§ What the task asks
Check each line below for the word "Length", and copy those that have it.

★ ★ ★ ★ ★ ★ ★

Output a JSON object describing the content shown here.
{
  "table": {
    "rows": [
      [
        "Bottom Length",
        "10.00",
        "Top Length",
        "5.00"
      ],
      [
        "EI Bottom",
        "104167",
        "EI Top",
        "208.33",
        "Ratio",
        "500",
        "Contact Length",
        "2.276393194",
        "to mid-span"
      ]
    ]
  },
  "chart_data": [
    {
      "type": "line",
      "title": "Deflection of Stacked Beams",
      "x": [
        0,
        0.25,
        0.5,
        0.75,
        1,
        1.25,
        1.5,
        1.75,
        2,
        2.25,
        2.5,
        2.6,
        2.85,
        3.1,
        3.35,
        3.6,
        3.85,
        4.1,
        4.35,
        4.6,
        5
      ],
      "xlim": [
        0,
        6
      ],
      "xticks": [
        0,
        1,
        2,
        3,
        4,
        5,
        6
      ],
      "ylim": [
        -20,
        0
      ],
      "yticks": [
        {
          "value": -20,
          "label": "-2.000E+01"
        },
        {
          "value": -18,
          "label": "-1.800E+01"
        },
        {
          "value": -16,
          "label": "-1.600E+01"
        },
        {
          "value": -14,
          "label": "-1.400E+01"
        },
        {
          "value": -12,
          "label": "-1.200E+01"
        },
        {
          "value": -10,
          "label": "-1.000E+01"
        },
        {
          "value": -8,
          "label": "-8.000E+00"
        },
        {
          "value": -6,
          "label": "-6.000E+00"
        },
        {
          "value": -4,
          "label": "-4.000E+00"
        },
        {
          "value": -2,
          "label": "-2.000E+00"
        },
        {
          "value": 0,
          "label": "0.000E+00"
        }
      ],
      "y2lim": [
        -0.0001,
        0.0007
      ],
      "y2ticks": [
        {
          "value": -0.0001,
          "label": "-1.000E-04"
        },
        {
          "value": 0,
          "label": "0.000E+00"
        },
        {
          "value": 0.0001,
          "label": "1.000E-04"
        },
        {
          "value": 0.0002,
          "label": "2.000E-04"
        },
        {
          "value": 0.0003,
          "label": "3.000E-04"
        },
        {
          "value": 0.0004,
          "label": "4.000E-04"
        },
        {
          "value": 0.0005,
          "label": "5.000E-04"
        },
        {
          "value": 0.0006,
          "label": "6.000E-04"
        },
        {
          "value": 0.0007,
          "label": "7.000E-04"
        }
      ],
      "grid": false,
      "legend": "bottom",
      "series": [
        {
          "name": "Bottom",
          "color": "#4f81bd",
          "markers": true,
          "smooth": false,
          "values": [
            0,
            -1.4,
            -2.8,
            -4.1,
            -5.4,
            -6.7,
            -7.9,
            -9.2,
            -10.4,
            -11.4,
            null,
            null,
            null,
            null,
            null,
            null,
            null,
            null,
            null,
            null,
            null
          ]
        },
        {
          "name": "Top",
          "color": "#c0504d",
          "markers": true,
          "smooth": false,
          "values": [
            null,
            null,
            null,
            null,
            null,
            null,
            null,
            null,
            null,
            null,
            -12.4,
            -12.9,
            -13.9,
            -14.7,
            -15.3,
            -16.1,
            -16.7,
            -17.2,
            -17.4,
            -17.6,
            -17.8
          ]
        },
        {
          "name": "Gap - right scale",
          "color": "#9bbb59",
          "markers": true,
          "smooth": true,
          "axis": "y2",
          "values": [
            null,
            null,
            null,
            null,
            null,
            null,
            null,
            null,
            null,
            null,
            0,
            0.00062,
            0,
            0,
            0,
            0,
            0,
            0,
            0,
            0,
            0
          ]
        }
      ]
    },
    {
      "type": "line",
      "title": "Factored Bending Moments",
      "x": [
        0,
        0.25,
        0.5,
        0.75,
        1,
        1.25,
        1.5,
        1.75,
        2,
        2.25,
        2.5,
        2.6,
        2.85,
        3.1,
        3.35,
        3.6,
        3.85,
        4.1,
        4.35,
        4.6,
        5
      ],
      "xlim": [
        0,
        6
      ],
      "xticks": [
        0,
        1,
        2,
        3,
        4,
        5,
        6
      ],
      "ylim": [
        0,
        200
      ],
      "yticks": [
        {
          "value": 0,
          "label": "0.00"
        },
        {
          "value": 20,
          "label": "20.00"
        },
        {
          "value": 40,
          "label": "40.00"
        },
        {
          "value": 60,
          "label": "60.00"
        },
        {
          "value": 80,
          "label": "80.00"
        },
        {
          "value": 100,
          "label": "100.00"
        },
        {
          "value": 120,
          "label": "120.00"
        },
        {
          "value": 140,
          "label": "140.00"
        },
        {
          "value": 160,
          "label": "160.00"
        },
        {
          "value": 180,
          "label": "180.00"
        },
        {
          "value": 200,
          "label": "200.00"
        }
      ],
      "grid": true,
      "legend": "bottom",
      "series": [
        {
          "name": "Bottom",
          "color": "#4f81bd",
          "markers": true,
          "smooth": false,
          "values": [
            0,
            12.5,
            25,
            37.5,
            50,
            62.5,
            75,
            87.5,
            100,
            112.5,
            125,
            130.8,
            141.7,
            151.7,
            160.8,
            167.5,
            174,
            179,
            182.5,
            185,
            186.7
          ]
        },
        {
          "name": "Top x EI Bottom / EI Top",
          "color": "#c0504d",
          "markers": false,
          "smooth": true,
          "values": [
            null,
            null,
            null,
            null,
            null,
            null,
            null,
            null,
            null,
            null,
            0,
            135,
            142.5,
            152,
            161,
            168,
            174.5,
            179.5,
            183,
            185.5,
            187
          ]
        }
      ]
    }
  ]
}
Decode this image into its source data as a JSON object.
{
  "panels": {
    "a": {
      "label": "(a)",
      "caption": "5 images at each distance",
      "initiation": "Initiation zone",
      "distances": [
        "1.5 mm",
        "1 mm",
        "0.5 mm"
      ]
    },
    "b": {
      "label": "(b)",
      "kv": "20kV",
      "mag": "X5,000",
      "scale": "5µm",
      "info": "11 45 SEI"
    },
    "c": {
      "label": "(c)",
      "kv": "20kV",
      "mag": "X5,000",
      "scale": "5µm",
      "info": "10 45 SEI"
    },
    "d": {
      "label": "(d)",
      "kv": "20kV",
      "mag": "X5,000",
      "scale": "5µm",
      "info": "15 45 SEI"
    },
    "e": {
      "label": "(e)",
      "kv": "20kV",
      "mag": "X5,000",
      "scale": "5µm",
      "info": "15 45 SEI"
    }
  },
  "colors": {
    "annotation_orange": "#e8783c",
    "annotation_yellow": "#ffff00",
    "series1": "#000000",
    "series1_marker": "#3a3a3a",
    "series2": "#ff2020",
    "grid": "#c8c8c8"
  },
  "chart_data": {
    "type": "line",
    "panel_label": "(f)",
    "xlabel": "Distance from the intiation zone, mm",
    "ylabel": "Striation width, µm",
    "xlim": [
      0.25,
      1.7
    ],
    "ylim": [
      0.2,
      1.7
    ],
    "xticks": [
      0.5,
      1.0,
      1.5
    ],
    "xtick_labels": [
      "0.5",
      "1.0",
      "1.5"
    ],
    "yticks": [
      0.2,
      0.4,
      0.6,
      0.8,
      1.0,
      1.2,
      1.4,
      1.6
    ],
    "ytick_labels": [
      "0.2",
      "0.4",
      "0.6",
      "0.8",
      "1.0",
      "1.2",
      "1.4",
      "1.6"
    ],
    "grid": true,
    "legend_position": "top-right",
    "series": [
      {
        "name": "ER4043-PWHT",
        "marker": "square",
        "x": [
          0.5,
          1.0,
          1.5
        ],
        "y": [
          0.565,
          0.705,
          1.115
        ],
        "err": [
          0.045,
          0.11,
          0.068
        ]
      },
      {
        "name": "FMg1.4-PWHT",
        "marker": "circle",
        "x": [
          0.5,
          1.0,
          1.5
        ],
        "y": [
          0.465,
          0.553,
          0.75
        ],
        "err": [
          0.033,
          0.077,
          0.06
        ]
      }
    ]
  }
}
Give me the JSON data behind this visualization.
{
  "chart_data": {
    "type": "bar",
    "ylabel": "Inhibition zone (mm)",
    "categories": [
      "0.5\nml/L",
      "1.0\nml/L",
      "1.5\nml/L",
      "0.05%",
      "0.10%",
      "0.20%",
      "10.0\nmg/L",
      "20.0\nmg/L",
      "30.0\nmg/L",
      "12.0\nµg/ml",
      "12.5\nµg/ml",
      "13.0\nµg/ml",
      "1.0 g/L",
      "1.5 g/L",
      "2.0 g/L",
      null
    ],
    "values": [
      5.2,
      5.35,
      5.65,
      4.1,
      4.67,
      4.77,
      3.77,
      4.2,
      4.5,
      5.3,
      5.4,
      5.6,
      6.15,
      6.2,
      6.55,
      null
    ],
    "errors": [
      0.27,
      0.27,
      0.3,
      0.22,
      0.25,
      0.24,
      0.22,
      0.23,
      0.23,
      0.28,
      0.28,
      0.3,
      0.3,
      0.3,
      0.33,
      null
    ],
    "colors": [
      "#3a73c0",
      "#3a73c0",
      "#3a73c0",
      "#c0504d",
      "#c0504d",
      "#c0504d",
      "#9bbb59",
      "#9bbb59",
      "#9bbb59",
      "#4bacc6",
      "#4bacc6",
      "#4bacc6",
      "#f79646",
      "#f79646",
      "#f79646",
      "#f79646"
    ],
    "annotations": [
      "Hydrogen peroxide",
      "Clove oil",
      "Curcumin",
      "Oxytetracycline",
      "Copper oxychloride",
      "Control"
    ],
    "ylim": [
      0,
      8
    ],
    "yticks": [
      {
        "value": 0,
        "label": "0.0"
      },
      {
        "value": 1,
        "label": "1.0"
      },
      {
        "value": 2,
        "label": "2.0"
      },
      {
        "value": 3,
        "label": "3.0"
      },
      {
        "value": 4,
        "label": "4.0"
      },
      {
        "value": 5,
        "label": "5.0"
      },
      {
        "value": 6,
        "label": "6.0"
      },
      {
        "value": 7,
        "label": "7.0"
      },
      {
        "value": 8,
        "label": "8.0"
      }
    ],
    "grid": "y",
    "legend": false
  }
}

★ ★ ★ ★ ★ ★ ★

§ Response
        "Bottom Length",
        "Top Length",
        "Contact Length",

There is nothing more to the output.